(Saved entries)
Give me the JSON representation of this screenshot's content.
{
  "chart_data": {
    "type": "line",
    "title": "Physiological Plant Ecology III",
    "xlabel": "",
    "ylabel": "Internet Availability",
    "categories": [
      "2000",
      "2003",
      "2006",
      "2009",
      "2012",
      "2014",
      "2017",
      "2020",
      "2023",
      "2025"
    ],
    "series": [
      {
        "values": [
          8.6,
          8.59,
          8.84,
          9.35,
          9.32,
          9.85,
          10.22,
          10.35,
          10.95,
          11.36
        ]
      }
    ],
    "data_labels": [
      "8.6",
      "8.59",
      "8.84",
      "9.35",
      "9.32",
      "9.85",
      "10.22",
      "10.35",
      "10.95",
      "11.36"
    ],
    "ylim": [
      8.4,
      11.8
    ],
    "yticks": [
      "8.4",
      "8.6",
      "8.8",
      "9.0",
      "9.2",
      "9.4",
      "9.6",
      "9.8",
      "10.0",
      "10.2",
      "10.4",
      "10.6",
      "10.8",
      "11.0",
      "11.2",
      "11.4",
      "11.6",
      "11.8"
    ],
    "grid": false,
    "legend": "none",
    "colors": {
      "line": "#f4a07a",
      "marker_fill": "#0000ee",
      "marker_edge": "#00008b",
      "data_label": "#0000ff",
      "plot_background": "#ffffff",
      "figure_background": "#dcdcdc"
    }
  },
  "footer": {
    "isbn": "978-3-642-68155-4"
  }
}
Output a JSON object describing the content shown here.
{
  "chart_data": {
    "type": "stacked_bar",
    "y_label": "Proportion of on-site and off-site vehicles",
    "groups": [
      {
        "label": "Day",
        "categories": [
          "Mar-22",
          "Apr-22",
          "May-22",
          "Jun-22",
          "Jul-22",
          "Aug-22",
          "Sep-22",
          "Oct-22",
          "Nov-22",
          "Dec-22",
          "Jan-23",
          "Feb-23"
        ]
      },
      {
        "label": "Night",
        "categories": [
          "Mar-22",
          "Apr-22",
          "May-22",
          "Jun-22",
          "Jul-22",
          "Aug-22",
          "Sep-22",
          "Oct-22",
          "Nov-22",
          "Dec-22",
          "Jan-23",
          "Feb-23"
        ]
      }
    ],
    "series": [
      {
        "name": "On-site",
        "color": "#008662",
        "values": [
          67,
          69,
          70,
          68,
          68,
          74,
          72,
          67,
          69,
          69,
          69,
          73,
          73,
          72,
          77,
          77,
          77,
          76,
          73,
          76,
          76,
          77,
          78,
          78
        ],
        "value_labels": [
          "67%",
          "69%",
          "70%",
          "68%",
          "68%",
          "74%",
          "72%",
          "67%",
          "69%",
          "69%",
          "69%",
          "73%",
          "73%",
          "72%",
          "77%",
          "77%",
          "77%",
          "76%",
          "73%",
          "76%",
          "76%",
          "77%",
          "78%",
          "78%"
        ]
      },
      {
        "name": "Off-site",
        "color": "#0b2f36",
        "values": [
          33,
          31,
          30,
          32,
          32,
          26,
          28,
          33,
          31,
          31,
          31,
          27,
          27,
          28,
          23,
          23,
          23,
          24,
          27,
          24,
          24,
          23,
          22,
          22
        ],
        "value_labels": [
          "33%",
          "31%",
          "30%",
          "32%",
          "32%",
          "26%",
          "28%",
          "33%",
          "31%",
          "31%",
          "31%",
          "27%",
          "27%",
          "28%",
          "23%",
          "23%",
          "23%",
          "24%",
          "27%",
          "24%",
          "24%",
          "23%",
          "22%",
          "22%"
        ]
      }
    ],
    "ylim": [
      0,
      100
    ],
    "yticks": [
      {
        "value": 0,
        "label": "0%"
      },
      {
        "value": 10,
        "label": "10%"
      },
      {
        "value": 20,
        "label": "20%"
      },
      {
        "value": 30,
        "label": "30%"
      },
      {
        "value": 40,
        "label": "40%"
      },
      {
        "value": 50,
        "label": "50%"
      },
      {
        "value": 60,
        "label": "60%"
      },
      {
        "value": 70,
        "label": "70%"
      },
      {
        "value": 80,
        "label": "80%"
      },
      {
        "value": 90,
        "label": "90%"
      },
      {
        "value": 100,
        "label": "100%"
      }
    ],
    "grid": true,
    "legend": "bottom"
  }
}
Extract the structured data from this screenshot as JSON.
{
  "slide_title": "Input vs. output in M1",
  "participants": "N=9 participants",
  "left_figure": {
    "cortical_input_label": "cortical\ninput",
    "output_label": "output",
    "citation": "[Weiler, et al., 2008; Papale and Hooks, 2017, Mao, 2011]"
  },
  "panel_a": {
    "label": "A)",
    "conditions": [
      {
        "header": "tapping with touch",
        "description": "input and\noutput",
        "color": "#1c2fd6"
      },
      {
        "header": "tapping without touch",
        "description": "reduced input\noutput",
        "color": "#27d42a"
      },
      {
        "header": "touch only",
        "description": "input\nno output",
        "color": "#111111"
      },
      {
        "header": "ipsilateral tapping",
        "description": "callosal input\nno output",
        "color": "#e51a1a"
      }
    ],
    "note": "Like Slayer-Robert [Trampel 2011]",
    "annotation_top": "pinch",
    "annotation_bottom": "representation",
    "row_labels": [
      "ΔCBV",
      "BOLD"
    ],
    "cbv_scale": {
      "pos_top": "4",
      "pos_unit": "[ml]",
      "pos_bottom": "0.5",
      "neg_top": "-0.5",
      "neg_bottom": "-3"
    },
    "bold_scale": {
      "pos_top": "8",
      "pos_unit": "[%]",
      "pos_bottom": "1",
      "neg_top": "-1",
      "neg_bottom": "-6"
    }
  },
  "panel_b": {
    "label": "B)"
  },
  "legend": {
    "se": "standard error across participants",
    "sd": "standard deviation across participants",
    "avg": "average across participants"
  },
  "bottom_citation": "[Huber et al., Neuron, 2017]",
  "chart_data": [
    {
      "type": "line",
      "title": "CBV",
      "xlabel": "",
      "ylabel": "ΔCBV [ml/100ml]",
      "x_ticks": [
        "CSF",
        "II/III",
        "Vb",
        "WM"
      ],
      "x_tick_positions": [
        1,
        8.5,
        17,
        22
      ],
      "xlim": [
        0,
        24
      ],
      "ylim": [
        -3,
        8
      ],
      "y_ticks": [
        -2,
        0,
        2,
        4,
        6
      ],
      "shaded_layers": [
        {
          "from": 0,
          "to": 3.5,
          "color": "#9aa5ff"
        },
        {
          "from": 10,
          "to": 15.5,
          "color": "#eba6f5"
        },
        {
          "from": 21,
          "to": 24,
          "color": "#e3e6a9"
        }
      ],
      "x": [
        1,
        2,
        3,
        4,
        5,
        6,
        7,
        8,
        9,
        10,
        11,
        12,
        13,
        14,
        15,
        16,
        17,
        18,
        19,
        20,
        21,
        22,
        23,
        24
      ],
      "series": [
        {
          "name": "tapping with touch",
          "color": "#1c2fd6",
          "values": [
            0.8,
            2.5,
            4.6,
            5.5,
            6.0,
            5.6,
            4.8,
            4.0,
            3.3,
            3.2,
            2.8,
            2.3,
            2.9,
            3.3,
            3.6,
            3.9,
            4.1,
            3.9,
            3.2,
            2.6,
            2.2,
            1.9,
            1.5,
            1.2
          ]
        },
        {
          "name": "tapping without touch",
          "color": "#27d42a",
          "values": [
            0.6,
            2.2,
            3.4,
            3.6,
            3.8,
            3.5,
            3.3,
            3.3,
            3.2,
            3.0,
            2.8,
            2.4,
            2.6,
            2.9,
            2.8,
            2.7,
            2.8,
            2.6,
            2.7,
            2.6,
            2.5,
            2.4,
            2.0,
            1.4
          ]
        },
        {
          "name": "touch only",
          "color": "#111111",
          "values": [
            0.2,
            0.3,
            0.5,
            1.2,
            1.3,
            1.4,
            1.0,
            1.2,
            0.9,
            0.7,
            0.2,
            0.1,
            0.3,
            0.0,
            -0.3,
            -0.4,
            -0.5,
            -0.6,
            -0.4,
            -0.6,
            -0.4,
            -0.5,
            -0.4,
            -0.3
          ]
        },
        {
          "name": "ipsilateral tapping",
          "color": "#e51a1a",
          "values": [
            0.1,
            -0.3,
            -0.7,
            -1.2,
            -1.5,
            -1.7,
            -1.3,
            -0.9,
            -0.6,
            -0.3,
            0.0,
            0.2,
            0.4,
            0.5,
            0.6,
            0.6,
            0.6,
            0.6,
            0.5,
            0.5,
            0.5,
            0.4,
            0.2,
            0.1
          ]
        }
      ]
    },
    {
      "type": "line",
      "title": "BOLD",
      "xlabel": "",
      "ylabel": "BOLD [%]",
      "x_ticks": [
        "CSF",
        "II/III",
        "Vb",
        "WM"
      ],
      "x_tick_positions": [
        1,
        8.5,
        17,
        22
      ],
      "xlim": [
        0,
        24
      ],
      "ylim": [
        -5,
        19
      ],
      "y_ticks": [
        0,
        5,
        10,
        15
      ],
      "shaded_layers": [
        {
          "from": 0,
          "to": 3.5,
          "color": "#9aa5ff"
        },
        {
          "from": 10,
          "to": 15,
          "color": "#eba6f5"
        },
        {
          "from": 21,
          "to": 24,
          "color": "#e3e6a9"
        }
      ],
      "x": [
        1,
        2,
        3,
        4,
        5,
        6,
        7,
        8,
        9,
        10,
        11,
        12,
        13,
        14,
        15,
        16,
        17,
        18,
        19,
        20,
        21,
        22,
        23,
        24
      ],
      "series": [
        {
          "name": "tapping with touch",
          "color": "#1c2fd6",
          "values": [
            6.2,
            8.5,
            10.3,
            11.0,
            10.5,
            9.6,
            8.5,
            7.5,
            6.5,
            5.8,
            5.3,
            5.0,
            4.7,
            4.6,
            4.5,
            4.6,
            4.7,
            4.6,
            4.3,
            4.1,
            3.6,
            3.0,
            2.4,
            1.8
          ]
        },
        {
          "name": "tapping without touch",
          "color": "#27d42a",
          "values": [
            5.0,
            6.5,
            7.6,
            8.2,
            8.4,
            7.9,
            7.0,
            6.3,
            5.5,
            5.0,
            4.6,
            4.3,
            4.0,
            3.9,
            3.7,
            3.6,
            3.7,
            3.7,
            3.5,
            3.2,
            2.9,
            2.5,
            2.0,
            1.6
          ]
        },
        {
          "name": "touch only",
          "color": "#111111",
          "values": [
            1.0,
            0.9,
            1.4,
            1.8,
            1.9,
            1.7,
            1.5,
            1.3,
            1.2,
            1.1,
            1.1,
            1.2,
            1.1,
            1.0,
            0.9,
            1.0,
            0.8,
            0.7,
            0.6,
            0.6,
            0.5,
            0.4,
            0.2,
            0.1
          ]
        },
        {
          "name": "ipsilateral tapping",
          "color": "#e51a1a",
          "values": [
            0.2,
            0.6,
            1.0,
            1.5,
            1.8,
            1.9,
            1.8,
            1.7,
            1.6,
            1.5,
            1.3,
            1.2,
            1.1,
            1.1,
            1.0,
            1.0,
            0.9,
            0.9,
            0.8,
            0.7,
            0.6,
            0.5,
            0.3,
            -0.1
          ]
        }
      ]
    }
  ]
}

What to work on:
State the number of lines that contain the string "participants", with no other words.

Answer below:
4